▸ Written request
Where a line holds "мероприятий", copy it.

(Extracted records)
start
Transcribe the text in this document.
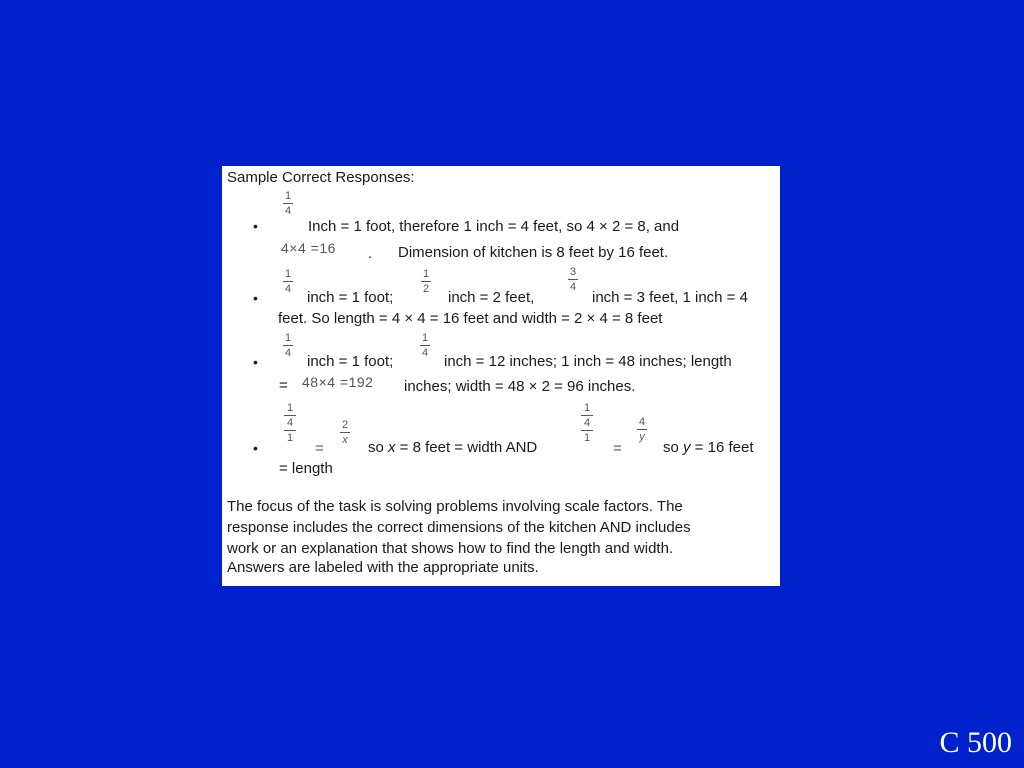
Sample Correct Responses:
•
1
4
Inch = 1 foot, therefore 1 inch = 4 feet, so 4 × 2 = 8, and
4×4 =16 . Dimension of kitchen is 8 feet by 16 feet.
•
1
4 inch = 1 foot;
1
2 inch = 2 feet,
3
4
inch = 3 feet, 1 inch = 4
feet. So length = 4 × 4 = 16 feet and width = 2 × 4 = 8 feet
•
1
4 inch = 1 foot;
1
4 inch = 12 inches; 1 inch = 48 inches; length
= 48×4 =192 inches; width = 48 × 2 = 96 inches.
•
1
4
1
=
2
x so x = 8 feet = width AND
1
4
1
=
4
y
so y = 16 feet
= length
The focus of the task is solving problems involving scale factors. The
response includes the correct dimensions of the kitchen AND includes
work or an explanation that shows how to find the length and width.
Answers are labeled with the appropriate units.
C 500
end
start
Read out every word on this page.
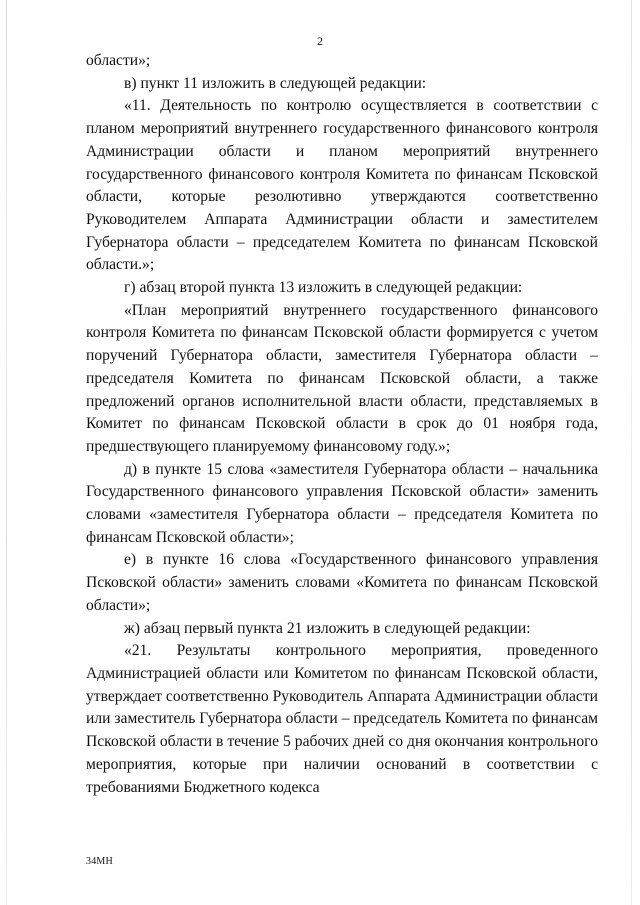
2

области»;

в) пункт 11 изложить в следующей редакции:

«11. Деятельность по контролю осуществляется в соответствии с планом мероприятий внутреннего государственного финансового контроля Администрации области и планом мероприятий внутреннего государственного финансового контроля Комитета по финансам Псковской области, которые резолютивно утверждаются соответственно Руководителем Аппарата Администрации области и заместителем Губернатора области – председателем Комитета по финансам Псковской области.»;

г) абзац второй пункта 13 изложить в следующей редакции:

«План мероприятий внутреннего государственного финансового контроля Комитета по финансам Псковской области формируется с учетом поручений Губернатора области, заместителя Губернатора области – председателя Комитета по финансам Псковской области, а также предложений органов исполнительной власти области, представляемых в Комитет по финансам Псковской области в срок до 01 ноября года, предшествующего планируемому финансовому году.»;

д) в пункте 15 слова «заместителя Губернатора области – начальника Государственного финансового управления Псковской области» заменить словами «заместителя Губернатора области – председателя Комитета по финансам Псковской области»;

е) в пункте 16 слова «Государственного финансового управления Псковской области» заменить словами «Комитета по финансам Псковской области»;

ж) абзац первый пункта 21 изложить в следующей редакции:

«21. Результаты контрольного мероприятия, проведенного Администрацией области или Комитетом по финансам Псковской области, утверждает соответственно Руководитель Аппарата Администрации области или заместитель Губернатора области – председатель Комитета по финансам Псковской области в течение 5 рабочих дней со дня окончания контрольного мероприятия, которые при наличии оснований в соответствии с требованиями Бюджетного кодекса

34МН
end
▸ In response
«11. Деятельность по контролю осуществляется в соответствии с планом мероприятий внутреннего государственного финансового контроля Администрации области и планом мероприятий внутреннего государственного финансового контроля Комитета по финансам Псковской области, которые резолютивно утверждаются соответственно Руководителем Аппарата Администрации области и заместителем Губернатора области – председателем Комитета по финансам Псковской области.»;
«План мероприятий внутреннего государственного финансового контроля Комитета по финансам Псковской области формируется с учетом поручений Губернатора области, заместителя Губернатора области – председателя Комитета по финансам Псковской области, а также предложений органов исполнительной власти области, представляемых в Комитет по финансам Псковской области в срок до 01 ноября года, предшествующего планируемому финансовому году.»;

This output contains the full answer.